* [YOUR INSTRUCTIONS]: All of the records below must be output exactly, with no pictures carried over.

* [DATA ENTRIES]:
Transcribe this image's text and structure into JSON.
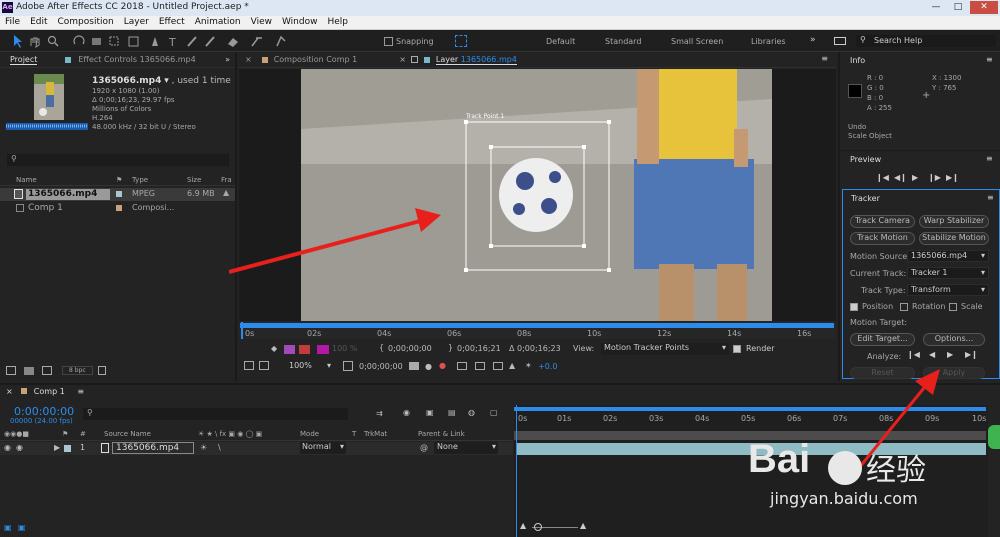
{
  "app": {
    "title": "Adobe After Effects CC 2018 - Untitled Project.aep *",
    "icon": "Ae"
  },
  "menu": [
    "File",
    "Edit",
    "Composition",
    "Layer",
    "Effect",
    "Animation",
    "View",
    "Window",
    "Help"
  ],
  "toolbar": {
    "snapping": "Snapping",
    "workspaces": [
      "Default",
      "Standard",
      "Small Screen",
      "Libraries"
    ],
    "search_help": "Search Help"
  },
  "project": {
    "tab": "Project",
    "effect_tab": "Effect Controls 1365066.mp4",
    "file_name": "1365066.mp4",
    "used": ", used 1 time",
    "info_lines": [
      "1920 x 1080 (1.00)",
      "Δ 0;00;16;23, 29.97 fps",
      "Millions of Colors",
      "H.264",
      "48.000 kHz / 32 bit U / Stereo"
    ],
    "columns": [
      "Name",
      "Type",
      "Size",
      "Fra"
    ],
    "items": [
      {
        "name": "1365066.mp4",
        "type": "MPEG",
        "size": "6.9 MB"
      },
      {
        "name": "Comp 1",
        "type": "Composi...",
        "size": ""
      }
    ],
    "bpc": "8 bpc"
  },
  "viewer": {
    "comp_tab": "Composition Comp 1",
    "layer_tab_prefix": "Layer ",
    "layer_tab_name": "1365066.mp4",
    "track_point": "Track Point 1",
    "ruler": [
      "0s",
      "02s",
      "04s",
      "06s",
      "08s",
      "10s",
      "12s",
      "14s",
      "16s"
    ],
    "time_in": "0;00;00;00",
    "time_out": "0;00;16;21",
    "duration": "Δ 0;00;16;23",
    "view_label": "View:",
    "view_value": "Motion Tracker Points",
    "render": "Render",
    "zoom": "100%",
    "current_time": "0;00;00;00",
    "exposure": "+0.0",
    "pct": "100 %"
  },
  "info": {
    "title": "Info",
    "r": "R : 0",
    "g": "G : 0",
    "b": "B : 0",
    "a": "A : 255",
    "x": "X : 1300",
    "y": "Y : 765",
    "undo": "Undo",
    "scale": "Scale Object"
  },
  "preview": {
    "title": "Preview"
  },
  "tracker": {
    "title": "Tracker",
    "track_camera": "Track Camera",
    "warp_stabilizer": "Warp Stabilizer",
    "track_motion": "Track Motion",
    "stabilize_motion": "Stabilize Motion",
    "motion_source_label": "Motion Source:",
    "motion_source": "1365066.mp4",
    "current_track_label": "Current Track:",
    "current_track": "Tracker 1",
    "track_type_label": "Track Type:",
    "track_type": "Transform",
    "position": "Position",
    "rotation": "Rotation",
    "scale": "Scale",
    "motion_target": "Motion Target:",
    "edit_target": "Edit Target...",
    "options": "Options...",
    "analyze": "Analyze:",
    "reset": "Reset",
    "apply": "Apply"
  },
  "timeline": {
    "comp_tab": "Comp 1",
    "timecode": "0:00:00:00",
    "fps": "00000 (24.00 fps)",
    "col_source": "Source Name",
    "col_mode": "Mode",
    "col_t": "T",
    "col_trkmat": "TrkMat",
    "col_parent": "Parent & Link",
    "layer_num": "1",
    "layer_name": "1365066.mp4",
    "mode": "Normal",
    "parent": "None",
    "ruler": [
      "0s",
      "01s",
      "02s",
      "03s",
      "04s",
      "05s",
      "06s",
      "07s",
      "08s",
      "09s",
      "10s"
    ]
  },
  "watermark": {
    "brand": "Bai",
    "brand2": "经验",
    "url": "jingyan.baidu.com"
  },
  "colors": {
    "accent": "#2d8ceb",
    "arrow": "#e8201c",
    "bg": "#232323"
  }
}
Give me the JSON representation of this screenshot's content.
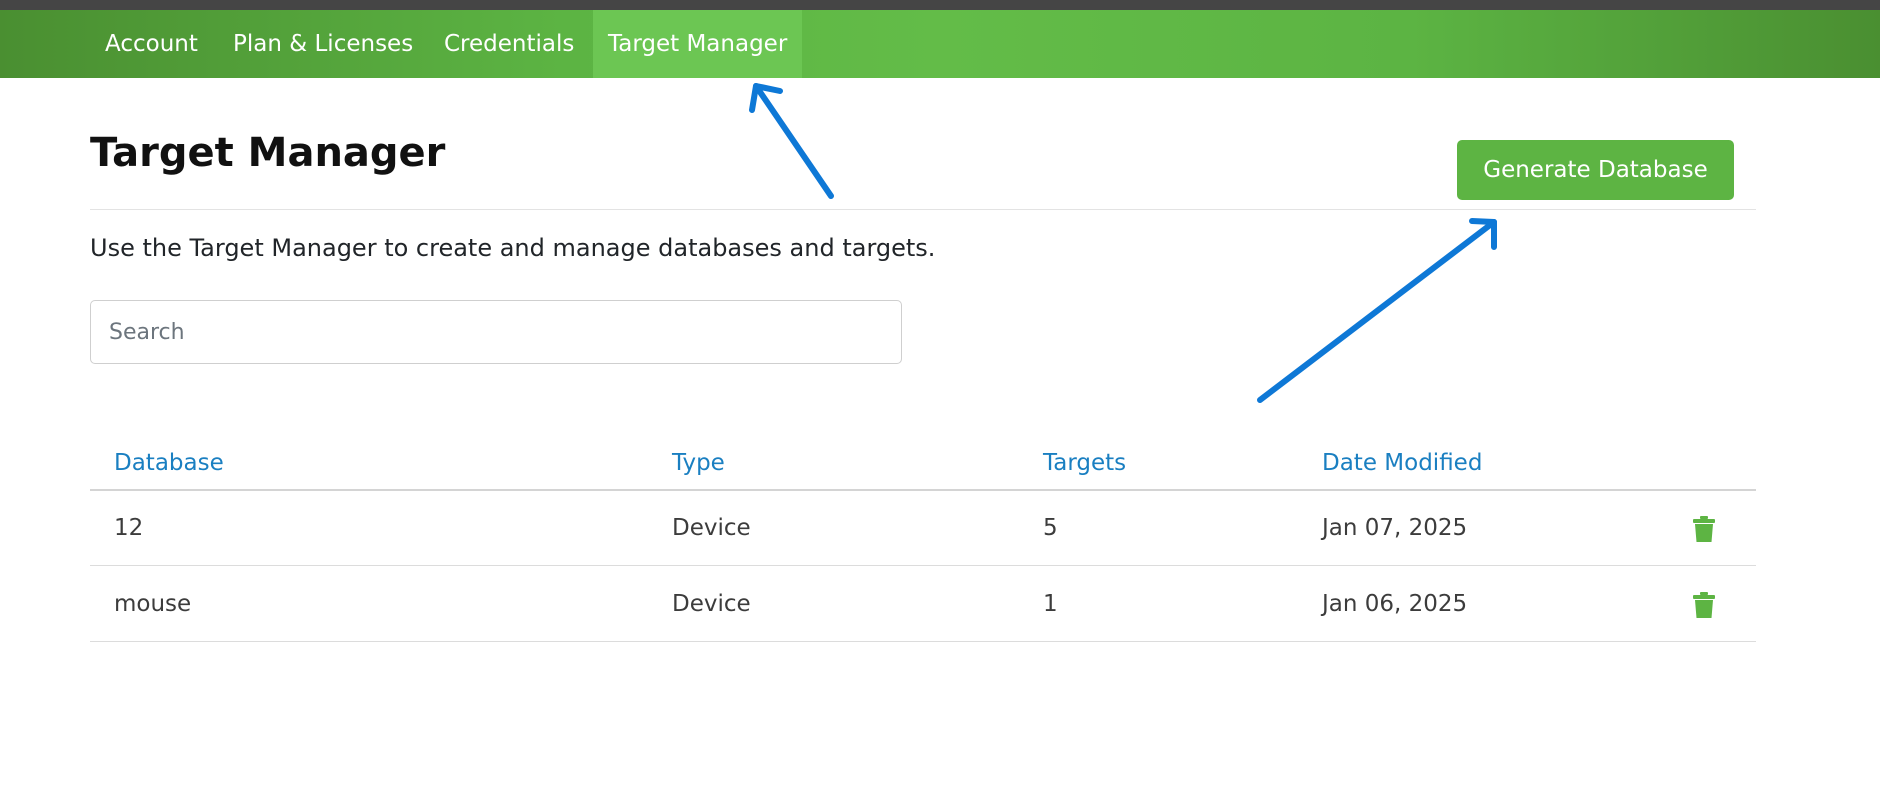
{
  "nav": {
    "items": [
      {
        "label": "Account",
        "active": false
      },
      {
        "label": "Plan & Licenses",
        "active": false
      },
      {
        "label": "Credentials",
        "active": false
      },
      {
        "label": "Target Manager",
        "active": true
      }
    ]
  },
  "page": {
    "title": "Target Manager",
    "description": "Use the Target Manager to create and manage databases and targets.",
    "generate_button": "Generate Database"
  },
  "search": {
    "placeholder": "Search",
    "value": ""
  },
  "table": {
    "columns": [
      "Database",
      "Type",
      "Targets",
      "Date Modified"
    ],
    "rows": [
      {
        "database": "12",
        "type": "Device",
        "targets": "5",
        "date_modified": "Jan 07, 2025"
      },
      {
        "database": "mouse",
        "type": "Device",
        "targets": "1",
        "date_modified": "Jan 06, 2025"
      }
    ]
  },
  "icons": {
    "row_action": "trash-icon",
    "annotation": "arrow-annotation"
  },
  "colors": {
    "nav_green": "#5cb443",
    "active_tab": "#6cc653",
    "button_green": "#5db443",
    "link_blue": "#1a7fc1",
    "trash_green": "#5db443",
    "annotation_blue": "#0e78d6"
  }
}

* [THE RESPONSE]:
Transcribe this image's text and structure into JSON.
{
  "app": {
    "title": "Adobe After Effects CC 2018 - Untitled Project.aep *",
    "icon": "Ae"
  },
  "menu": [
    "File",
    "Edit",
    "Composition",
    "Layer",
    "Effect",
    "Animation",
    "View",
    "Window",
    "Help"
  ],
  "toolbar": {
    "snapping": "Snapping",
    "workspaces": [
      "Default",
      "Standard",
      "Small Screen",
      "Libraries"
    ],
    "search_help": "Search Help"
  },
  "project": {
    "tab": "Project",
    "effect_tab": "Effect Controls 1365066.mp4",
    "file_name": "1365066.mp4",
    "used": ", used 1 time",
    "info_lines": [
      "1920 x 1080 (1.00)",
      "Δ 0;00;16;23, 29.97 fps",
      "Millions of Colors",
      "H.264",
      "48.000 kHz / 32 bit U / Stereo"
    ],
    "columns": [
      "Name",
      "Type",
      "Size",
      "Fra"
    ],
    "items": [
      {
        "name": "1365066.mp4",
        "type": "MPEG",
        "size": "6.9 MB"
      },
      {
        "name": "Comp 1",
        "type": "Composi...",
        "size": ""
      }
    ],
    "bpc": "8 bpc"
  },
  "viewer": {
    "comp_tab": "Composition Comp 1",
    "layer_tab_prefix": "Layer ",
    "layer_tab_name": "1365066.mp4",
    "track_point": "Track Point 1",
    "ruler": [
      "0s",
      "02s",
      "04s",
      "06s",
      "08s",
      "10s",
      "12s",
      "14s",
      "16s"
    ],
    "time_in": "0;00;00;00",
    "time_out": "0;00;16;21",
    "duration": "Δ 0;00;16;23",
    "view_label": "View:",
    "view_value": "Motion Tracker Points",
    "render": "Render",
    "zoom": "100%",
    "current_time": "0;00;00;00",
    "exposure": "+0.0",
    "pct": "100 %"
  },
  "info": {
    "title": "Info",
    "r": "R : 0",
    "g": "G : 0",
    "b": "B : 0",
    "a": "A : 255",
    "x": "X : 1300",
    "y": "Y : 765",
    "undo": "Undo",
    "scale": "Scale Object"
  },
  "preview": {
    "title": "Preview"
  },
  "tracker": {
    "title": "Tracker",
    "track_camera": "Track Camera",
    "warp_stabilizer": "Warp Stabilizer",
    "track_motion": "Track Motion",
    "stabilize_motion": "Stabilize Motion",
    "motion_source_label": "Motion Source:",
    "motion_source": "1365066.mp4",
    "current_track_label": "Current Track:",
    "current_track": "Tracker 1",
    "track_type_label": "Track Type:",
    "track_type": "Transform",
    "position": "Position",
    "rotation": "Rotation",
    "scale": "Scale",
    "motion_target": "Motion Target:",
    "edit_target": "Edit Target...",
    "options": "Options...",
    "analyze": "Analyze:",
    "reset": "Reset",
    "apply": "Apply"
  },
  "timeline": {
    "comp_tab": "Comp 1",
    "timecode": "0:00:00:00",
    "fps": "00000 (24.00 fps)",
    "col_source": "Source Name",
    "col_mode": "Mode",
    "col_t": "T",
    "col_trkmat": "TrkMat",
    "col_parent": "Parent & Link",
    "layer_num": "1",
    "layer_name": "1365066.mp4",
    "mode": "Normal",
    "parent": "None",
    "ruler": [
      "0s",
      "01s",
      "02s",
      "03s",
      "04s",
      "05s",
      "06s",
      "07s",
      "08s",
      "09s",
      "10s"
    ]
  },
  "watermark": {
    "brand": "Bai",
    "brand2": "经验",
    "url": "jingyan.baidu.com"
  },
  "colors": {
    "accent": "#2d8ceb",
    "arrow": "#e8201c",
    "bg": "#232323"
  }
}
Give me the JSON representation of this screenshot's content.
{
  "nav": {
    "items": [
      {
        "label": "Account",
        "active": false
      },
      {
        "label": "Plan & Licenses",
        "active": false
      },
      {
        "label": "Credentials",
        "active": false
      },
      {
        "label": "Target Manager",
        "active": true
      }
    ]
  },
  "page": {
    "title": "Target Manager",
    "description": "Use the Target Manager to create and manage databases and targets.",
    "generate_button": "Generate Database"
  },
  "search": {
    "placeholder": "Search",
    "value": ""
  },
  "table": {
    "columns": [
      "Database",
      "Type",
      "Targets",
      "Date Modified"
    ],
    "rows": [
      {
        "database": "12",
        "type": "Device",
        "targets": "5",
        "date_modified": "Jan 07, 2025"
      },
      {
        "database": "mouse",
        "type": "Device",
        "targets": "1",
        "date_modified": "Jan 06, 2025"
      }
    ]
  },
  "icons": {
    "row_action": "trash-icon",
    "annotation": "arrow-annotation"
  },
  "colors": {
    "nav_green": "#5cb443",
    "active_tab": "#6cc653",
    "button_green": "#5db443",
    "link_blue": "#1a7fc1",
    "trash_green": "#5db443",
    "annotation_blue": "#0e78d6"
  }
}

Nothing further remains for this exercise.